• _Stated task_
Each record is to be transcribed exactly.

Extracted data entries:

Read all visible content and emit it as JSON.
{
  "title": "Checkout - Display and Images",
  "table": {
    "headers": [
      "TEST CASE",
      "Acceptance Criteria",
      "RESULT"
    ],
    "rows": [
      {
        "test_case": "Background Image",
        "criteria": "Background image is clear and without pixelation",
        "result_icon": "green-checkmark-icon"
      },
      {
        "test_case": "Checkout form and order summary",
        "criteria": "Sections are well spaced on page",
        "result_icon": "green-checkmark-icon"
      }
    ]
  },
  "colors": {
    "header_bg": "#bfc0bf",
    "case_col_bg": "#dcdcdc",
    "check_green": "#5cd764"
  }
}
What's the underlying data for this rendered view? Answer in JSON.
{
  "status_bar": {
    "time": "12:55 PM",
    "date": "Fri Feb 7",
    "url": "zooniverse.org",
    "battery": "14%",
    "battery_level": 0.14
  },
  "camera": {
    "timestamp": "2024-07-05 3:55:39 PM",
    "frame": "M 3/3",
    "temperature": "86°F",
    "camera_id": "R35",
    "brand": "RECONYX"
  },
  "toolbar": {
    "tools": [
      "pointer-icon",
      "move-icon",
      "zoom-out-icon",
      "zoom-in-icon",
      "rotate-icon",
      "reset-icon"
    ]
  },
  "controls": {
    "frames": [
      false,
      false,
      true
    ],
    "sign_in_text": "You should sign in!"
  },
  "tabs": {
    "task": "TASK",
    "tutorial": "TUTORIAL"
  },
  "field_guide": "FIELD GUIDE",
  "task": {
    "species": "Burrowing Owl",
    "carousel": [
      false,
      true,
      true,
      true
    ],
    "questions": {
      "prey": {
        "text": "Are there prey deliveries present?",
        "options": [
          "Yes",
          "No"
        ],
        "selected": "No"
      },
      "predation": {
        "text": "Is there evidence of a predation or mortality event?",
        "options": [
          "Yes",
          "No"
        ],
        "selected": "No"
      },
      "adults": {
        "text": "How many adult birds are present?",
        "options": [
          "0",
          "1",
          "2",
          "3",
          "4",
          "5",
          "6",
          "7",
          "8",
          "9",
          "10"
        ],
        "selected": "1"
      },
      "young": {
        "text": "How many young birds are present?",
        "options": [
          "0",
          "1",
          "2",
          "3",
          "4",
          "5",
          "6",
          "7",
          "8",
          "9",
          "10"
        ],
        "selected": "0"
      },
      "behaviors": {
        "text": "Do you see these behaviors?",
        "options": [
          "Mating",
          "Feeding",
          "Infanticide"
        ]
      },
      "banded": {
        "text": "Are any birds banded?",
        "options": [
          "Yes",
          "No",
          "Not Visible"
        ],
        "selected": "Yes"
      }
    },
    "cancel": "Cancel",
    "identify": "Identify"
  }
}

• _Written answer_
Read all visible content and emit it as JSON.
{
  "title": "Checkout - Display and Images",
  "table": {
    "headers": [
      "TEST CASE",
      "Acceptance Criteria",
      "RESULT"
    ],
    "rows": [
      {
        "test_case": "Background Image",
        "criteria": "Background image is clear and without pixelation",
        "result_icon": "green-checkmark-icon"
      },
      {
        "test_case": "Checkout form and order summary",
        "criteria": "Sections are well spaced on page",
        "result_icon": "green-checkmark-icon"
      }
    ]
  },
  "colors": {
    "header_bg": "#bfc0bf",
    "case_col_bg": "#dcdcdc",
    "check_green": "#5cd764"
  }
}
What's the underlying data for this rendered view? Answer in JSON.
{
  "status_bar": {
    "time": "12:55 PM",
    "date": "Fri Feb 7",
    "url": "zooniverse.org",
    "battery": "14%",
    "battery_level": 0.14
  },
  "camera": {
    "timestamp": "2024-07-05 3:55:39 PM",
    "frame": "M 3/3",
    "temperature": "86°F",
    "camera_id": "R35",
    "brand": "RECONYX"
  },
  "toolbar": {
    "tools": [
      "pointer-icon",
      "move-icon",
      "zoom-out-icon",
      "zoom-in-icon",
      "rotate-icon",
      "reset-icon"
    ]
  },
  "controls": {
    "frames": [
      false,
      false,
      true
    ],
    "sign_in_text": "You should sign in!"
  },
  "tabs": {
    "task": "TASK",
    "tutorial": "TUTORIAL"
  },
  "field_guide": "FIELD GUIDE",
  "task": {
    "species": "Burrowing Owl",
    "carousel": [
      false,
      true,
      true,
      true
    ],
    "questions": {
      "prey": {
        "text": "Are there prey deliveries present?",
        "options": [
          "Yes",
          "No"
        ],
        "selected": "No"
      },
      "predation": {
        "text": "Is there evidence of a predation or mortality event?",
        "options": [
          "Yes",
          "No"
        ],
        "selected": "No"
      },
      "adults": {
        "text": "How many adult birds are present?",
        "options": [
          "0",
          "1",
          "2",
          "3",
          "4",
          "5",
          "6",
          "7",
          "8",
          "9",
          "10"
        ],
        "selected": "1"
      },
      "young": {
        "text": "How many young birds are present?",
        "options": [
          "0",
          "1",
          "2",
          "3",
          "4",
          "5",
          "6",
          "7",
          "8",
          "9",
          "10"
        ],
        "selected": "0"
      },
      "behaviors": {
        "text": "Do you see these behaviors?",
        "options": [
          "Mating",
          "Feeding",
          "Infanticide"
        ]
      },
      "banded": {
        "text": "Are any birds banded?",
        "options": [
          "Yes",
          "No",
          "Not Visible"
        ],
        "selected": "Yes"
      }
    },
    "cancel": "Cancel",
    "identify": "Identify"
  }
}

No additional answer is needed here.